→ **Required work**: Copy out each line of the material below with no changes.

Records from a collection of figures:
┏━━
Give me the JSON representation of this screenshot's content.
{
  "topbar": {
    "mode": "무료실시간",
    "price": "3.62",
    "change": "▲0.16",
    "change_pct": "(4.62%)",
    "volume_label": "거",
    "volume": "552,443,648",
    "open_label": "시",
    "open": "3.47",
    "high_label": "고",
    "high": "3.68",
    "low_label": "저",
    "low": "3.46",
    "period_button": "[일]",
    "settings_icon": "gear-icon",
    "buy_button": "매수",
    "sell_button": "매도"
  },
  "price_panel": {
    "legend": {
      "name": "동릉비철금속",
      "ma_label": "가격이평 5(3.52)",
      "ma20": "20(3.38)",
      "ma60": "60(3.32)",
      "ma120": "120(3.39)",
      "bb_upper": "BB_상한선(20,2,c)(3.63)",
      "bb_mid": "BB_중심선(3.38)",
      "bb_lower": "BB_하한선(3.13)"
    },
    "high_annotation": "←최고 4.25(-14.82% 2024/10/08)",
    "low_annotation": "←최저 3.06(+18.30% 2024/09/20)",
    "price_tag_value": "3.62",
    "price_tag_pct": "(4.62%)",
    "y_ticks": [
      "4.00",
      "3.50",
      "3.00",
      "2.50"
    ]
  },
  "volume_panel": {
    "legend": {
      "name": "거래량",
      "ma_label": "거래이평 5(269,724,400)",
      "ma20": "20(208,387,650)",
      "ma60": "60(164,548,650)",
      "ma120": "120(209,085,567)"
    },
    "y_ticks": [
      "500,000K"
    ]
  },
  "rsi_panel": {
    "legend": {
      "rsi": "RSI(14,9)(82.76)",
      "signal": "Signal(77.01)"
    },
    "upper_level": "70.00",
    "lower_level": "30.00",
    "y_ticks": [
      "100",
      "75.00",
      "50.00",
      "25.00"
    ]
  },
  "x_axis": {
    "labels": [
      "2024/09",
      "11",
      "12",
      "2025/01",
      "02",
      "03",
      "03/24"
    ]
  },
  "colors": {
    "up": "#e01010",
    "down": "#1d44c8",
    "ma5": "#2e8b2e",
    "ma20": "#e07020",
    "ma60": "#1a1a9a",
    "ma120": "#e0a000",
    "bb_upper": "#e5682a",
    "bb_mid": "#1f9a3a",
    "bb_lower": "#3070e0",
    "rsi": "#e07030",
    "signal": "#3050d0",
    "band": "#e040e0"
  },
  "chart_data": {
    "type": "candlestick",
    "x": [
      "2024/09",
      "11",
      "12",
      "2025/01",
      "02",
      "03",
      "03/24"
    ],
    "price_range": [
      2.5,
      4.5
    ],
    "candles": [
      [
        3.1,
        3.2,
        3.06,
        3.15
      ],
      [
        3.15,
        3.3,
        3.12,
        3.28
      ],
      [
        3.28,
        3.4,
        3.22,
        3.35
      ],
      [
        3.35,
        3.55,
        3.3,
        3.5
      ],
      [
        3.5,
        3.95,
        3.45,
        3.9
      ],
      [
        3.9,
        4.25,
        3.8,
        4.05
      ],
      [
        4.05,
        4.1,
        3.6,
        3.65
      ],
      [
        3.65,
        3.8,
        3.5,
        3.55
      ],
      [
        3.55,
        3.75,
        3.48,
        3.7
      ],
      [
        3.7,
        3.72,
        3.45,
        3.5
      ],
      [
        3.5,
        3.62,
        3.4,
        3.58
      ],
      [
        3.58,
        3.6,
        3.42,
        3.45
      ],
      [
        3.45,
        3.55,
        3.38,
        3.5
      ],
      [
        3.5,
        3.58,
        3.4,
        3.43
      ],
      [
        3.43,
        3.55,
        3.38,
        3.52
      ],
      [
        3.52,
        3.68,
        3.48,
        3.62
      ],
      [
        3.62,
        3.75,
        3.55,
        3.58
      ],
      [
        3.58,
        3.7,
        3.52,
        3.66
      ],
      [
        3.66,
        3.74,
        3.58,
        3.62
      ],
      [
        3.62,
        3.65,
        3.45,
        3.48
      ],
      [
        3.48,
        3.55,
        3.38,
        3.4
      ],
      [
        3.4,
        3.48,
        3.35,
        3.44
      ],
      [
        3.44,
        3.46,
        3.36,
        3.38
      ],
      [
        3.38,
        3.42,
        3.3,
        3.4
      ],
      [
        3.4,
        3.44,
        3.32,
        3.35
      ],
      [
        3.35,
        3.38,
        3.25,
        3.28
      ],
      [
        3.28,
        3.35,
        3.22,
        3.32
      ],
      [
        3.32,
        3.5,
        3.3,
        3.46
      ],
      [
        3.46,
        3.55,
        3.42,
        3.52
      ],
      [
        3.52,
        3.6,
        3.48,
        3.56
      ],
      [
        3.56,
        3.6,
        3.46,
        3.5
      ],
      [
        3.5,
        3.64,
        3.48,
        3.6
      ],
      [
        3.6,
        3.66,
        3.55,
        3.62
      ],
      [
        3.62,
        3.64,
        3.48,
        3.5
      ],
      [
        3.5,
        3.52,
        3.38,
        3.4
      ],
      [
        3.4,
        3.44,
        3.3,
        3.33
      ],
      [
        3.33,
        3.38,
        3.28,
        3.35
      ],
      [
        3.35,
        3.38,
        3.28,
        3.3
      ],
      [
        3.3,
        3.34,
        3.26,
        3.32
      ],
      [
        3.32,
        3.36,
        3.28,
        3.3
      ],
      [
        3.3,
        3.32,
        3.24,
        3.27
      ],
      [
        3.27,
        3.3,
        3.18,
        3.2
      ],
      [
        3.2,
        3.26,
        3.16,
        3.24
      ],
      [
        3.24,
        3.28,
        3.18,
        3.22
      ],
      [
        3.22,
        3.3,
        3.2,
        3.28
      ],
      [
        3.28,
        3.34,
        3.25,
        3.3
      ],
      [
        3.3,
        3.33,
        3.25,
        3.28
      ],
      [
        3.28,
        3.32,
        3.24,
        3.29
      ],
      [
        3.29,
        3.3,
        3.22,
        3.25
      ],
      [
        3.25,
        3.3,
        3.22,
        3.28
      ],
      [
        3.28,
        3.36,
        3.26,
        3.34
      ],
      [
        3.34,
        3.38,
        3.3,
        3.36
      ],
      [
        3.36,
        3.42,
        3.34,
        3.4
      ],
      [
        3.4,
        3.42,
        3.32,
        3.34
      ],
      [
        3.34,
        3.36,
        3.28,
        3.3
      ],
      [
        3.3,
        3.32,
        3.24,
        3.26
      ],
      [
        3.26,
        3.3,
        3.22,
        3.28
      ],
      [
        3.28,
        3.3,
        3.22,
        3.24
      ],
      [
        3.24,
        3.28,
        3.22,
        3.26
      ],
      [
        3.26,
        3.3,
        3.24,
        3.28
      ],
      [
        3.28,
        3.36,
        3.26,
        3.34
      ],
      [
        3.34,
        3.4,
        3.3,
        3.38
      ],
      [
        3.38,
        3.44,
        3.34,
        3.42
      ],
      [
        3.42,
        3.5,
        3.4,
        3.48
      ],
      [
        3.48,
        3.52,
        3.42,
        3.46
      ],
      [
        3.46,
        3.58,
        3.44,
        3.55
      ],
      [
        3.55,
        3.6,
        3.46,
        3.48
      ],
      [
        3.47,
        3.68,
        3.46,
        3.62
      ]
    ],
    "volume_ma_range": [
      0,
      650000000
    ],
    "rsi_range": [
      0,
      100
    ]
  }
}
┗━━
→ **Reply**:
Give me the JSON representation of this screenshot's content.
{
  "topbar": {
    "mode": "무료실시간",
    "price": "3.62",
    "change": "▲0.16",
    "change_pct": "(4.62%)",
    "volume_label": "거",
    "volume": "552,443,648",
    "open_label": "시",
    "open": "3.47",
    "high_label": "고",
    "high": "3.68",
    "low_label": "저",
    "low": "3.46",
    "period_button": "[일]",
    "settings_icon": "gear-icon",
    "buy_button": "매수",
    "sell_button": "매도"
  },
  "price_panel": {
    "legend": {
      "name": "동릉비철금속",
      "ma_label": "가격이평 5(3.52)",
      "ma20": "20(3.38)",
      "ma60": "60(3.32)",
      "ma120": "120(3.39)",
      "bb_upper": "BB_상한선(20,2,c)(3.63)",
      "bb_mid": "BB_중심선(3.38)",
      "bb_lower": "BB_하한선(3.13)"
    },
    "high_annotation": "←최고 4.25(-14.82% 2024/10/08)",
    "low_annotation": "←최저 3.06(+18.30% 2024/09/20)",
    "price_tag_value": "3.62",
    "price_tag_pct": "(4.62%)",
    "y_ticks": [
      "4.00",
      "3.50",
      "3.00",
      "2.50"
    ]
  },
  "volume_panel": {
    "legend": {
      "name": "거래량",
      "ma_label": "거래이평 5(269,724,400)",
      "ma20": "20(208,387,650)",
      "ma60": "60(164,548,650)",
      "ma120": "120(209,085,567)"
    },
    "y_ticks": [
      "500,000K"
    ]
  },
  "rsi_panel": {
    "legend": {
      "rsi": "RSI(14,9)(82.76)",
      "signal": "Signal(77.01)"
    },
    "upper_level": "70.00",
    "lower_level": "30.00",
    "y_ticks": [
      "100",
      "75.00",
      "50.00",
      "25.00"
    ]
  },
  "x_axis": {
    "labels": [
      "2024/09",
      "11",
      "12",
      "2025/01",
      "02",
      "03",
      "03/24"
    ]
  },
  "colors": {
    "up": "#e01010",
    "down": "#1d44c8",
    "ma5": "#2e8b2e",
    "ma20": "#e07020",
    "ma60": "#1a1a9a",
    "ma120": "#e0a000",
    "bb_upper": "#e5682a",
    "bb_mid": "#1f9a3a",
    "bb_lower": "#3070e0",
    "rsi": "#e07030",
    "signal": "#3050d0",
    "band": "#e040e0"
  },
  "chart_data": {
    "type": "candlestick",
    "x": [
      "2024/09",
      "11",
      "12",
      "2025/01",
      "02",
      "03",
      "03/24"
    ],
    "price_range": [
      2.5,
      4.5
    ],
    "candles": [
      [
        3.1,
        3.2,
        3.06,
        3.15
      ],
      [
        3.15,
        3.3,
        3.12,
        3.28
      ],
      [
        3.28,
        3.4,
        3.22,
        3.35
      ],
      [
        3.35,
        3.55,
        3.3,
        3.5
      ],
      [
        3.5,
        3.95,
        3.45,
        3.9
      ],
      [
        3.9,
        4.25,
        3.8,
        4.05
      ],
      [
        4.05,
        4.1,
        3.6,
        3.65
      ],
      [
        3.65,
        3.8,
        3.5,
        3.55
      ],
      [
        3.55,
        3.75,
        3.48,
        3.7
      ],
      [
        3.7,
        3.72,
        3.45,
        3.5
      ],
      [
        3.5,
        3.62,
        3.4,
        3.58
      ],
      [
        3.58,
        3.6,
        3.42,
        3.45
      ],
      [
        3.45,
        3.55,
        3.38,
        3.5
      ],
      [
        3.5,
        3.58,
        3.4,
        3.43
      ],
      [
        3.43,
        3.55,
        3.38,
        3.52
      ],
      [
        3.52,
        3.68,
        3.48,
        3.62
      ],
      [
        3.62,
        3.75,
        3.55,
        3.58
      ],
      [
        3.58,
        3.7,
        3.52,
        3.66
      ],
      [
        3.66,
        3.74,
        3.58,
        3.62
      ],
      [
        3.62,
        3.65,
        3.45,
        3.48
      ],
      [
        3.48,
        3.55,
        3.38,
        3.4
      ],
      [
        3.4,
        3.48,
        3.35,
        3.44
      ],
      [
        3.44,
        3.46,
        3.36,
        3.38
      ],
      [
        3.38,
        3.42,
        3.3,
        3.4
      ],
      [
        3.4,
        3.44,
        3.32,
        3.35
      ],
      [
        3.35,
        3.38,
        3.25,
        3.28
      ],
      [
        3.28,
        3.35,
        3.22,
        3.32
      ],
      [
        3.32,
        3.5,
        3.3,
        3.46
      ],
      [
        3.46,
        3.55,
        3.42,
        3.52
      ],
      [
        3.52,
        3.6,
        3.48,
        3.56
      ],
      [
        3.56,
        3.6,
        3.46,
        3.5
      ],
      [
        3.5,
        3.64,
        3.48,
        3.6
      ],
      [
        3.6,
        3.66,
        3.55,
        3.62
      ],
      [
        3.62,
        3.64,
        3.48,
        3.5
      ],
      [
        3.5,
        3.52,
        3.38,
        3.4
      ],
      [
        3.4,
        3.44,
        3.3,
        3.33
      ],
      [
        3.33,
        3.38,
        3.28,
        3.35
      ],
      [
        3.35,
        3.38,
        3.28,
        3.3
      ],
      [
        3.3,
        3.34,
        3.26,
        3.32
      ],
      [
        3.32,
        3.36,
        3.28,
        3.3
      ],
      [
        3.3,
        3.32,
        3.24,
        3.27
      ],
      [
        3.27,
        3.3,
        3.18,
        3.2
      ],
      [
        3.2,
        3.26,
        3.16,
        3.24
      ],
      [
        3.24,
        3.28,
        3.18,
        3.22
      ],
      [
        3.22,
        3.3,
        3.2,
        3.28
      ],
      [
        3.28,
        3.34,
        3.25,
        3.3
      ],
      [
        3.3,
        3.33,
        3.25,
        3.28
      ],
      [
        3.28,
        3.32,
        3.24,
        3.29
      ],
      [
        3.29,
        3.3,
        3.22,
        3.25
      ],
      [
        3.25,
        3.3,
        3.22,
        3.28
      ],
      [
        3.28,
        3.36,
        3.26,
        3.34
      ],
      [
        3.34,
        3.38,
        3.3,
        3.36
      ],
      [
        3.36,
        3.42,
        3.34,
        3.4
      ],
      [
        3.4,
        3.42,
        3.32,
        3.34
      ],
      [
        3.34,
        3.36,
        3.28,
        3.3
      ],
      [
        3.3,
        3.32,
        3.24,
        3.26
      ],
      [
        3.26,
        3.3,
        3.22,
        3.28
      ],
      [
        3.28,
        3.3,
        3.22,
        3.24
      ],
      [
        3.24,
        3.28,
        3.22,
        3.26
      ],
      [
        3.26,
        3.3,
        3.24,
        3.28
      ],
      [
        3.28,
        3.36,
        3.26,
        3.34
      ],
      [
        3.34,
        3.4,
        3.3,
        3.38
      ],
      [
        3.38,
        3.44,
        3.34,
        3.42
      ],
      [
        3.42,
        3.5,
        3.4,
        3.48
      ],
      [
        3.48,
        3.52,
        3.42,
        3.46
      ],
      [
        3.46,
        3.58,
        3.44,
        3.55
      ],
      [
        3.55,
        3.6,
        3.46,
        3.48
      ],
      [
        3.47,
        3.68,
        3.46,
        3.62
      ]
    ],
    "volume_ma_range": [
      0,
      650000000
    ],
    "rsi_range": [
      0,
      100
    ]
  }
}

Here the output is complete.